** start of Passage given **

Apple's new Mac mini lacks user-replaceable memory

Posted:
in Current Mac Hardware edited November 2014
An early assessment of Apple's late-2014 Mac mini found that the headless desktop does not come with user-replaceable RAM, but does include user-serviceable hard drives.




According to Mac mini-based datacenter Macminicolo, the Apple's latest mini model does not feature user-replaceable memory as it did in the previous version introduced in 2012. The firm's owner, Brian Stucki, posted his findings to Twitter and the company's blog on Friday.

It is not yet clear why Apple chose to incorporate permanently built-in RAM modules, but the new cheaper memory upgrade options may provide some respite for buyers. Apple's entry-level $499 Mac mini ships with 4GB of RAM and can be upgraded to 8GB or 16GB for an extra $100 or $300, respectively. The mid- and top-tier minis come with 8GB of memory standard, which can be configured to 16GB for $200.

** end of Passage given **
** start of Given records **

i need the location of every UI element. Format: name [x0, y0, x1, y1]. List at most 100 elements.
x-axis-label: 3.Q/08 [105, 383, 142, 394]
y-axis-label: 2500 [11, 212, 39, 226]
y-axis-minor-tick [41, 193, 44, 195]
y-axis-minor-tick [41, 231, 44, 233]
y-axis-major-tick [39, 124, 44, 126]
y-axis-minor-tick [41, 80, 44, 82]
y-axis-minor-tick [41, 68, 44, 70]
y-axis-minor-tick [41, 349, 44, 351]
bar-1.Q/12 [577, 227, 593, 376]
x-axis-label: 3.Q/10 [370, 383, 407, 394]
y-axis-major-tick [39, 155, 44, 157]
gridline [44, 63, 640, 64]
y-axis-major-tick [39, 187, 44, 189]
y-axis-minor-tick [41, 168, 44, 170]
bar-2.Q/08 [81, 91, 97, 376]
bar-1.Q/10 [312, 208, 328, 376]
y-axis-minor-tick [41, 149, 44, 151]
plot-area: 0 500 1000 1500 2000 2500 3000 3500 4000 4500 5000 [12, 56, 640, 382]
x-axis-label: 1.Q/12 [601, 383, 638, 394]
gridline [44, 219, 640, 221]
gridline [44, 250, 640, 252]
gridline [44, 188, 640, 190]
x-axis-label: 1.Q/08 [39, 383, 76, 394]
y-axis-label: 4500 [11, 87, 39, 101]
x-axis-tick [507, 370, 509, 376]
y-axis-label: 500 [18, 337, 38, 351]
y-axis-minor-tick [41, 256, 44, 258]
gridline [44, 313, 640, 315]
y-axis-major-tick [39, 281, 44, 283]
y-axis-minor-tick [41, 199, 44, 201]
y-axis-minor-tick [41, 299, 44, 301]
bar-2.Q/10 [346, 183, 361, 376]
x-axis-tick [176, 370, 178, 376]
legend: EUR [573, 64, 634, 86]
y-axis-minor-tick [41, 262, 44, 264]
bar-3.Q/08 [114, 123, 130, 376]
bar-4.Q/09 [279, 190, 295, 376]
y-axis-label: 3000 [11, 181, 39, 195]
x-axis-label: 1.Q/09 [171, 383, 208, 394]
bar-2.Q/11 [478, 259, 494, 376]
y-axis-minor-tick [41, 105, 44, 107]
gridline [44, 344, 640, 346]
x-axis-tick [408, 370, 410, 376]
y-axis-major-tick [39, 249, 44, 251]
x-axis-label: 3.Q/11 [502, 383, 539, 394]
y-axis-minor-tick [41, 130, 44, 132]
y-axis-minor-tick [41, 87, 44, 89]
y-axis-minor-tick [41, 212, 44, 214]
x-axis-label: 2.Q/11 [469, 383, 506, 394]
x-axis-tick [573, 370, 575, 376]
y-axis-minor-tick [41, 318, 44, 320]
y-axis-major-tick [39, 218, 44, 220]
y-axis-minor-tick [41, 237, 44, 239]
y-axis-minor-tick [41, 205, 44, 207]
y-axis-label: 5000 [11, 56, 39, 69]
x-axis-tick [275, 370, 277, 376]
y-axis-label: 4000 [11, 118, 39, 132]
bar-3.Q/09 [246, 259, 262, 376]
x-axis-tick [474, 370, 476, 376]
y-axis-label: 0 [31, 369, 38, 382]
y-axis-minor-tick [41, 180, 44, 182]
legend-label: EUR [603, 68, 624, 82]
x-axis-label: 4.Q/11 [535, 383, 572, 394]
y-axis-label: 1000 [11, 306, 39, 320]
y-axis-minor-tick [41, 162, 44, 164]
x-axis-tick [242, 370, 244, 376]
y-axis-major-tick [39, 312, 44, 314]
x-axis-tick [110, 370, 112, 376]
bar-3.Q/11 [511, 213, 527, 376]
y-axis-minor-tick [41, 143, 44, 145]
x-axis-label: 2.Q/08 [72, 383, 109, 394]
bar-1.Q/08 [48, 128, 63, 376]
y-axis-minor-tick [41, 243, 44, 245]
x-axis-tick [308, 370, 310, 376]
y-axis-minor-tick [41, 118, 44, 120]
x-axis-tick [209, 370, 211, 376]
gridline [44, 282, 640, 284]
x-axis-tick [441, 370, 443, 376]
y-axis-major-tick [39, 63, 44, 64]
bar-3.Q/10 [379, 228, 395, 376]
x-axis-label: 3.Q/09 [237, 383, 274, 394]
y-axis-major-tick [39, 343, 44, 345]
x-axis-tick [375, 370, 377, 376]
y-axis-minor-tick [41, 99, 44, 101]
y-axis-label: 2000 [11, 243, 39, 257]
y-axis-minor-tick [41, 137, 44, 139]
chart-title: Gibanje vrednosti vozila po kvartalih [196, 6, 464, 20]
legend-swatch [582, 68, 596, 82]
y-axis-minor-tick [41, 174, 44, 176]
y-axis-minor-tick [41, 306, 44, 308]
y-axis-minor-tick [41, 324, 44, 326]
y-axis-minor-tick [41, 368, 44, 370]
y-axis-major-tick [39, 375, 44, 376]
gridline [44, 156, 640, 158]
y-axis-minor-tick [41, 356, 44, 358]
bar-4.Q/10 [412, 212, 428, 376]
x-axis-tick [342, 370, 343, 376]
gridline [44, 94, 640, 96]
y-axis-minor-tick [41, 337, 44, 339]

** end of Given records **

Parts of the exercise ▸
a – Answer these questions from the Mac mini article:
(i) Which part of the late-2014 Mac mini is described as user-serviceable?
(ii) Who owns the firm that posted the findings?
(iii) How much RAM does the entry-level $499 model ship with?
b – Please write out the part of the Mac mini article that begins at the words "Apple's new Mac" and stops after the words "blog on Friday.".

Answers provided ▸
a –
(i) The hard drives.
(ii) Brian Stucki.
(iii) 4GB.

b –
Apple's new Mac mini lacks user-replaceable memory

Posted:
in Current Mac Hardware edited November 2014
An early assessment of Apple's late-2014 Mac mini found that the headless desktop does not come with user-replaceable RAM, but does include user-serviceable hard drives.




According to Mac mini-based datacenter Macminicolo, the Apple's latest mini model does not feature user-replaceable memory as it did in the previous version introduced in 2012. The firm's owner, Brian Stucki, posted his findings to Twitter and the company's blog on Friday.